WHAT THE EXERCISE ASKS ▸ Say how many lines contain the word "ngày". Only the number should be given.

Data records ▸
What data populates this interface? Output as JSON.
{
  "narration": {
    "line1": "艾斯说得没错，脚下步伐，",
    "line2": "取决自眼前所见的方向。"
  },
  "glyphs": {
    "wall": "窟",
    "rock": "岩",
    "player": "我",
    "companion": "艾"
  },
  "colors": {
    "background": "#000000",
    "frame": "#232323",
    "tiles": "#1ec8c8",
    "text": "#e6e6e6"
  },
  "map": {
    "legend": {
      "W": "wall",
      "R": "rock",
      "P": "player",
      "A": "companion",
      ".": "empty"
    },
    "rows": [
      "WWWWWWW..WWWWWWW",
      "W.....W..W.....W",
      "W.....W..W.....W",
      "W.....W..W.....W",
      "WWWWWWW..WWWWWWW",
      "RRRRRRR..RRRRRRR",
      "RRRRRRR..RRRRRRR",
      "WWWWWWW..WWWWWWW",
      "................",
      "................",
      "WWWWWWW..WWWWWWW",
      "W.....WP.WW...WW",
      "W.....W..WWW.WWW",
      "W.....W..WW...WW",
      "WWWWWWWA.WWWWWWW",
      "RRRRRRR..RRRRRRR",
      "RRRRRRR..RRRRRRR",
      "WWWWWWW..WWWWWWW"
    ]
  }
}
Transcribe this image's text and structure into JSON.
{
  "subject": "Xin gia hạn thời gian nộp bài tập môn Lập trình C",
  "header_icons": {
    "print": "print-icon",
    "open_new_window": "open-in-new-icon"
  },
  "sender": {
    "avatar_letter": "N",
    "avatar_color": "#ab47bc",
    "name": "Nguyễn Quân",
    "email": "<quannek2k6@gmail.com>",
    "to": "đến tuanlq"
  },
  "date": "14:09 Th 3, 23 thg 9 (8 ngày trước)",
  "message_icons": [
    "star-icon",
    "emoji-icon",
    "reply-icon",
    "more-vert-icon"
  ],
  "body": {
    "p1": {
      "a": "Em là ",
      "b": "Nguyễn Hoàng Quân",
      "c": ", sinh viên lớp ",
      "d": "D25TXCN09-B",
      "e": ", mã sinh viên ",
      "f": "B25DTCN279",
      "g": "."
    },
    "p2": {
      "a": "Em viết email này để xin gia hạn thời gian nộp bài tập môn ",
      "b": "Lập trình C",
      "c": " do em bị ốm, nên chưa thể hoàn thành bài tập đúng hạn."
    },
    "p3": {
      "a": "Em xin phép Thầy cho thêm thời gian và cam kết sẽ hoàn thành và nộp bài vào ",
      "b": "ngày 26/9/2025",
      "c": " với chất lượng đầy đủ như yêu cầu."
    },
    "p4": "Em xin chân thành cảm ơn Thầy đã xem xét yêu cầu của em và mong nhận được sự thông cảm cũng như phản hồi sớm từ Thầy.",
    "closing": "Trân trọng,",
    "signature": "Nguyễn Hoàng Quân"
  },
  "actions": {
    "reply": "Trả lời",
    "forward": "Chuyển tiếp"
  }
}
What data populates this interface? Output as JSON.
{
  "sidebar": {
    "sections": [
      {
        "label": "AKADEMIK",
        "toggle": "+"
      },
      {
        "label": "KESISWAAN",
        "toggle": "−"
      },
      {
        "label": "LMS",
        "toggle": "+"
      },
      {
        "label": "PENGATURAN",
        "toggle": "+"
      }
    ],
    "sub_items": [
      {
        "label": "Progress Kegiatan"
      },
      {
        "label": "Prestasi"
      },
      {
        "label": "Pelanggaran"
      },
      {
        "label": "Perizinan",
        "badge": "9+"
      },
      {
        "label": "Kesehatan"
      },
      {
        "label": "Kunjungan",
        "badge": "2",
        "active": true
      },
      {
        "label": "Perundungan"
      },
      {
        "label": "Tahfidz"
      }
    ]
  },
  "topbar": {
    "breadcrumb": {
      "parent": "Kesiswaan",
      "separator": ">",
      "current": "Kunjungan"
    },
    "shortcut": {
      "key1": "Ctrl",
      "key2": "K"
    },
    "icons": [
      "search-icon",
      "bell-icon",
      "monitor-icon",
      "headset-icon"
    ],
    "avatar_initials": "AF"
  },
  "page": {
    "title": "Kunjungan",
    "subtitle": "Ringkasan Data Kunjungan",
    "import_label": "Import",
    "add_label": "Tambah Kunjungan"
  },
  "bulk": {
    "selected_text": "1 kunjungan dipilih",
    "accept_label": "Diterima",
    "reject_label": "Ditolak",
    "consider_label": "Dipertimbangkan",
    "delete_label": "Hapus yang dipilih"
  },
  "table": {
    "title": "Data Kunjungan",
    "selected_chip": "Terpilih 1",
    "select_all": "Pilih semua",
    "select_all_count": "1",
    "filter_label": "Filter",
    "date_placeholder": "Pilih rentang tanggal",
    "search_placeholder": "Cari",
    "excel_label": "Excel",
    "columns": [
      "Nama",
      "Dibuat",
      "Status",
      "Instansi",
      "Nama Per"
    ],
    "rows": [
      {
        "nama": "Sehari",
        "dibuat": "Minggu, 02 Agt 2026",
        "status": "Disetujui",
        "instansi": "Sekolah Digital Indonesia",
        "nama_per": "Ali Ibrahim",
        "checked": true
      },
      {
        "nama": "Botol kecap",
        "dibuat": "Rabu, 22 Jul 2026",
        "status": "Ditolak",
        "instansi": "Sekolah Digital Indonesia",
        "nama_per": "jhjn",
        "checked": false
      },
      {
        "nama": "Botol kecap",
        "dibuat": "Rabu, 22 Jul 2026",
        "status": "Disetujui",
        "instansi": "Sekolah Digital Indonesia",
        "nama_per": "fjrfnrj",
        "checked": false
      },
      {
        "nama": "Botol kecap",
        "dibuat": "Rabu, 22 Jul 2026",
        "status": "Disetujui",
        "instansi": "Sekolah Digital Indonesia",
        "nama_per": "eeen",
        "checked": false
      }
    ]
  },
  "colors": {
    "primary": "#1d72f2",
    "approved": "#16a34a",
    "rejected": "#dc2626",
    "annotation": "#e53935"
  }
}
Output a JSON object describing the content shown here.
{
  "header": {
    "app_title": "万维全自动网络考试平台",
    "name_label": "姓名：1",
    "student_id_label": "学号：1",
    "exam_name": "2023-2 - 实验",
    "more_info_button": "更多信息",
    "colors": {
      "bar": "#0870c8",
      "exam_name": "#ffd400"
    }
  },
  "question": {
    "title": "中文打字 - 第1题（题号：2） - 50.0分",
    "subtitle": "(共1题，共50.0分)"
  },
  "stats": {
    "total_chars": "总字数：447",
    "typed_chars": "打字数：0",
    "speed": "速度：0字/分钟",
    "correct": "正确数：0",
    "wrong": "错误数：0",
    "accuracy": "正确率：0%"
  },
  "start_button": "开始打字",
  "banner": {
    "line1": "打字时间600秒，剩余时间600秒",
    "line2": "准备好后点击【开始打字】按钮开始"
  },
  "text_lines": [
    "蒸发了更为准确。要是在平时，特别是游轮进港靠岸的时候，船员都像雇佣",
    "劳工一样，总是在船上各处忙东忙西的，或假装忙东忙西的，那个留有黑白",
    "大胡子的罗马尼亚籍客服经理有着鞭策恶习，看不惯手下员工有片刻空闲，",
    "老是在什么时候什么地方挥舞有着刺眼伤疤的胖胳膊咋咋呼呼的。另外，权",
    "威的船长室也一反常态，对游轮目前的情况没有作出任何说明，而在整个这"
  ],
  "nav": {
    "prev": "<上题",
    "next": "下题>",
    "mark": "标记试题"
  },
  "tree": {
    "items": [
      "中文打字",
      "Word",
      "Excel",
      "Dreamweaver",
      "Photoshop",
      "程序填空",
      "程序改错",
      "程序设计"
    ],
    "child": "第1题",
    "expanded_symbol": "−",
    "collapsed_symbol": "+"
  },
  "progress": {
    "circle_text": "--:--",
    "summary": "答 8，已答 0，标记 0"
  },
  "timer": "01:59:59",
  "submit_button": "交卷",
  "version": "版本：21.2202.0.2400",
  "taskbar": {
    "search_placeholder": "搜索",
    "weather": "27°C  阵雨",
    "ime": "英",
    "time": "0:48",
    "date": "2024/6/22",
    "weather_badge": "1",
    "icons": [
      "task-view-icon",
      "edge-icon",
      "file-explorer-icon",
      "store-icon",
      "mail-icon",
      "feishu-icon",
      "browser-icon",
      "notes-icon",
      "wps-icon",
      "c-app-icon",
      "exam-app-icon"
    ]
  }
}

SOLUTION TO THIS PROBLEM ▸ 2